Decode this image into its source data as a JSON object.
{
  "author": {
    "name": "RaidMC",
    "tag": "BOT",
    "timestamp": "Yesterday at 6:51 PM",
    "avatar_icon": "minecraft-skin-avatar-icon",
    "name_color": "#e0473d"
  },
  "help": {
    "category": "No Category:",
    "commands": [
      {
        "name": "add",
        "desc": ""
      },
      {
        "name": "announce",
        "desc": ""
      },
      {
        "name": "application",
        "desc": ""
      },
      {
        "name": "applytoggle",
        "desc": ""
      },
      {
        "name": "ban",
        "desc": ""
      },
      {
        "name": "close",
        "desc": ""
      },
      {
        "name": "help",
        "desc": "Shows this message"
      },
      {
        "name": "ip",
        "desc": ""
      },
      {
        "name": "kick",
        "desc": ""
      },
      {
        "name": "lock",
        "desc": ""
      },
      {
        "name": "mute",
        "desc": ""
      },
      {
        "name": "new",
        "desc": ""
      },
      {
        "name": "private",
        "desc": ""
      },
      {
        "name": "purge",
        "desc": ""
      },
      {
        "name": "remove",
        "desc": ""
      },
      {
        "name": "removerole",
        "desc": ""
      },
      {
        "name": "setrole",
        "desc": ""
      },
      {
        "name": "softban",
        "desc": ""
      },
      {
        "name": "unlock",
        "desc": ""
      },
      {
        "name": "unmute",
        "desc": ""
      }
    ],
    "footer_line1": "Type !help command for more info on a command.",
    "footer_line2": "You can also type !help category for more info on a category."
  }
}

◆ ◆ ◆ ◆ ◆

→ **YOUR GOAL**
Write the data from above out again, exactly.

→ **SOLVED EXERCISE**
Decode this image into its source data as a JSON object.
{
  "author": {
    "name": "RaidMC",
    "tag": "BOT",
    "timestamp": "Yesterday at 6:51 PM",
    "avatar_icon": "minecraft-skin-avatar-icon",
    "name_color": "#e0473d"
  },
  "help": {
    "category": "No Category:",
    "commands": [
      {
        "name": "add",
        "desc": ""
      },
      {
        "name": "announce",
        "desc": ""
      },
      {
        "name": "application",
        "desc": ""
      },
      {
        "name": "applytoggle",
        "desc": ""
      },
      {
        "name": "ban",
        "desc": ""
      },
      {
        "name": "close",
        "desc": ""
      },
      {
        "name": "help",
        "desc": "Shows this message"
      },
      {
        "name": "ip",
        "desc": ""
      },
      {
        "name": "kick",
        "desc": ""
      },
      {
        "name": "lock",
        "desc": ""
      },
      {
        "name": "mute",
        "desc": ""
      },
      {
        "name": "new",
        "desc": ""
      },
      {
        "name": "private",
        "desc": ""
      },
      {
        "name": "purge",
        "desc": ""
      },
      {
        "name": "remove",
        "desc": ""
      },
      {
        "name": "removerole",
        "desc": ""
      },
      {
        "name": "setrole",
        "desc": ""
      },
      {
        "name": "softban",
        "desc": ""
      },
      {
        "name": "unlock",
        "desc": ""
      },
      {
        "name": "unmute",
        "desc": ""
      }
    ],
    "footer_line1": "Type !help command for more info on a command.",
    "footer_line2": "You can also type !help category for more info on a category."
  }
}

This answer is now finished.